### EXERCISE INPUT
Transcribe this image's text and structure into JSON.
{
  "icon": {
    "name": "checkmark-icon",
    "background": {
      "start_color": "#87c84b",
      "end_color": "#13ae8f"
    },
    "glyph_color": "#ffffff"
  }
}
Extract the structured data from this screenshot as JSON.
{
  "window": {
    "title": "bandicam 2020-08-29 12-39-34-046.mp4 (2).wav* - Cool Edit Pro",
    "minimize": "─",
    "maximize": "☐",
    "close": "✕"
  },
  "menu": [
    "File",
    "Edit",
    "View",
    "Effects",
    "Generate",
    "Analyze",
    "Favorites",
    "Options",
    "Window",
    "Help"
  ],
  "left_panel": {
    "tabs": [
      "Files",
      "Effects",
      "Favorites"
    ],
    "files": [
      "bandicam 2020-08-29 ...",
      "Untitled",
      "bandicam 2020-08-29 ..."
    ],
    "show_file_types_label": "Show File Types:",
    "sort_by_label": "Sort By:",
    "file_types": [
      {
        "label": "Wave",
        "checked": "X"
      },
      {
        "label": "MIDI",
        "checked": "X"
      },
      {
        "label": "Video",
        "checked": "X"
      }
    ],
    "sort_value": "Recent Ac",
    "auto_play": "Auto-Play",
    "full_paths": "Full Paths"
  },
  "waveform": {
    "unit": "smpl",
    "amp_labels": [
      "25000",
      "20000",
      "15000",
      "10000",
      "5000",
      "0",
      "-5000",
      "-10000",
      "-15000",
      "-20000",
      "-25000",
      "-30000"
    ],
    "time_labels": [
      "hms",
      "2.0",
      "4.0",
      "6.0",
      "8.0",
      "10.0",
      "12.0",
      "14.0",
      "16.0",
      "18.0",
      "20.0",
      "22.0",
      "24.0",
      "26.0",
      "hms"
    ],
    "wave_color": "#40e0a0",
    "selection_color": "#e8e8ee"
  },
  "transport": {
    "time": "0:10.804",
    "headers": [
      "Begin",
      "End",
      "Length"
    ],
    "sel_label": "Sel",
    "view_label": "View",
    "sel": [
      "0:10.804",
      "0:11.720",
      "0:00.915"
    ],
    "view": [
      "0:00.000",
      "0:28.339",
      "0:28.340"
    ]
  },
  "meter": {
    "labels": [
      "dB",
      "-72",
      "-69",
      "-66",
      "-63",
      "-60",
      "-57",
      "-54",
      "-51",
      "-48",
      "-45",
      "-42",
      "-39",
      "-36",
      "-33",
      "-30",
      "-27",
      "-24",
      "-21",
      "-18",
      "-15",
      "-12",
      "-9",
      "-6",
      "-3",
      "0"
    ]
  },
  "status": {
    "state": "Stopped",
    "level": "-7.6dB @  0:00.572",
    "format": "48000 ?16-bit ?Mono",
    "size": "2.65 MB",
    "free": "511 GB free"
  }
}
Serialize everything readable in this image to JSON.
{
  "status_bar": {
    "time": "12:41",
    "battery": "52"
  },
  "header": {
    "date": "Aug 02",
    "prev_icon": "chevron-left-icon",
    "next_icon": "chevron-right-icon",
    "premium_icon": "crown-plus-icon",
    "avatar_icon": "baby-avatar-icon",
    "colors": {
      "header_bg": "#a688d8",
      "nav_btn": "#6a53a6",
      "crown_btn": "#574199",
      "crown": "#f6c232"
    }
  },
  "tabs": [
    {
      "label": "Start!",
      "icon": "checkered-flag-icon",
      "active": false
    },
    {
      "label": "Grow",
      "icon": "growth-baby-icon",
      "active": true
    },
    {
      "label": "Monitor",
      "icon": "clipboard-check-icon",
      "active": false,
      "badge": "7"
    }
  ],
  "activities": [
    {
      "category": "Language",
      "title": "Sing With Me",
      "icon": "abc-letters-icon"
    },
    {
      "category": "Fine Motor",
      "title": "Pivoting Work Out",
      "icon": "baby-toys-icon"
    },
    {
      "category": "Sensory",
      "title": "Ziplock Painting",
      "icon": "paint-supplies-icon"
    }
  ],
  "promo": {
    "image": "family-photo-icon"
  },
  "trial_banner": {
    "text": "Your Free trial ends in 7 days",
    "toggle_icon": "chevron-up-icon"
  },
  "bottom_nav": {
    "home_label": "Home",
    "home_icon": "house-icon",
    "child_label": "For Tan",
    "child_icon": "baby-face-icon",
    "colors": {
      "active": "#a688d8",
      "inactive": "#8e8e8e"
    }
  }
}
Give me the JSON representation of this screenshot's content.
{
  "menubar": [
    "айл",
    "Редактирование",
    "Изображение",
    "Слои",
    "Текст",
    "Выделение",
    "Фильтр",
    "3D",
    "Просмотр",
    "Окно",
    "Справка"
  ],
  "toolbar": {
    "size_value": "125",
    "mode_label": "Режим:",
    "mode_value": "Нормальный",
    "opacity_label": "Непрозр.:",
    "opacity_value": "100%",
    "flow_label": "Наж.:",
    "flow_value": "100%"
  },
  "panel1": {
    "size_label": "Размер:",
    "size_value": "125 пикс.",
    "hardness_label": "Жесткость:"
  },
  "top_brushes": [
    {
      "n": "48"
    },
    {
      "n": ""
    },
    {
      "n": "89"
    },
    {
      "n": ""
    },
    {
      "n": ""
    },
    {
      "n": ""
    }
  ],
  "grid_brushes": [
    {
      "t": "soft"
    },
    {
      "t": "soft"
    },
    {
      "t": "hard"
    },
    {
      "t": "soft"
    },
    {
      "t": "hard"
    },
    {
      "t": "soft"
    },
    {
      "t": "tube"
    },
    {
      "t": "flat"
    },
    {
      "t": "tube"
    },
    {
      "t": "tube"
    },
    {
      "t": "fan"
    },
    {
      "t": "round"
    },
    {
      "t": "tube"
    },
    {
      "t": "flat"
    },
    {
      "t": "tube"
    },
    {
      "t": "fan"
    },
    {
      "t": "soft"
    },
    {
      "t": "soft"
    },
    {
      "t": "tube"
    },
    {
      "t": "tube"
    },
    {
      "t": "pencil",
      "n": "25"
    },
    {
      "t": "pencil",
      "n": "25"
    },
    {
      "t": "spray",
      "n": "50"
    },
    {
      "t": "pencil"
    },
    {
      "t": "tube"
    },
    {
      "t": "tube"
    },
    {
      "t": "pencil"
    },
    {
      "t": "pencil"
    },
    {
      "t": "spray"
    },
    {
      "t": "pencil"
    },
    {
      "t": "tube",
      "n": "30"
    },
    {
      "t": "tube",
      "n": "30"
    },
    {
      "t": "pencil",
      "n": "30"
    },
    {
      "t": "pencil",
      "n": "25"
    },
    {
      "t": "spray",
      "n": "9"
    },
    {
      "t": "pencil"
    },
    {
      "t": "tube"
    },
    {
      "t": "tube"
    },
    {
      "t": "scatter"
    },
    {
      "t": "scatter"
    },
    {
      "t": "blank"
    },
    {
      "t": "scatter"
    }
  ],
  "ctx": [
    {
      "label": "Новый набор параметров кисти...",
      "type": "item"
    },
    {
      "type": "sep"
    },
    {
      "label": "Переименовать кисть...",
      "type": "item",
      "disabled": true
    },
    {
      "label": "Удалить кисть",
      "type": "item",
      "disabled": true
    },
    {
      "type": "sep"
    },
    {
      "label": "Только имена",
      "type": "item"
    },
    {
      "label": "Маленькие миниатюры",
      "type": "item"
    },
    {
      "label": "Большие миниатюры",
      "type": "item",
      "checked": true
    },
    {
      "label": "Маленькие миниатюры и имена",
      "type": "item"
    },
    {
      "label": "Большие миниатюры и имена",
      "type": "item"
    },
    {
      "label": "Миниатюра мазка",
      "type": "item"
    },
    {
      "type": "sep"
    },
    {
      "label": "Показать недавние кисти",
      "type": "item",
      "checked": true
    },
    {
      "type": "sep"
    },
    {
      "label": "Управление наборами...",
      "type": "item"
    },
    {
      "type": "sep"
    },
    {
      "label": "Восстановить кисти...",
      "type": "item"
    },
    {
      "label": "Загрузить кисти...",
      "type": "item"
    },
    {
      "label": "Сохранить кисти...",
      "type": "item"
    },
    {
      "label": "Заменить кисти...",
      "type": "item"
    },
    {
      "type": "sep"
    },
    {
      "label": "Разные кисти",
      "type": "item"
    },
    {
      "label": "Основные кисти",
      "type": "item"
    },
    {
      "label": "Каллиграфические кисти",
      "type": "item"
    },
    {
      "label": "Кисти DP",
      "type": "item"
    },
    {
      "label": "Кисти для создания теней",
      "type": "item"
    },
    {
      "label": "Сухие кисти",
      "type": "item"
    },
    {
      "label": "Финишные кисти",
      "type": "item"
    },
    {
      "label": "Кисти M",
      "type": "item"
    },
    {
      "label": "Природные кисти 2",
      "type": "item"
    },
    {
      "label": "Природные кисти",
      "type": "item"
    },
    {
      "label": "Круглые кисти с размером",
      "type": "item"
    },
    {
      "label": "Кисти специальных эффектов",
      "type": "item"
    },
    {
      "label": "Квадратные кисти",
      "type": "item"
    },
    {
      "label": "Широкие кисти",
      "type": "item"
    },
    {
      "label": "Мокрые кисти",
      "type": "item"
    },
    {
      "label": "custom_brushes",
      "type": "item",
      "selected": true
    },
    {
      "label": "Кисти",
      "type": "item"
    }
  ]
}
######
Your answer should be a single number: the count of lines in the material above that contain "Большие".

(OUTPUT):
2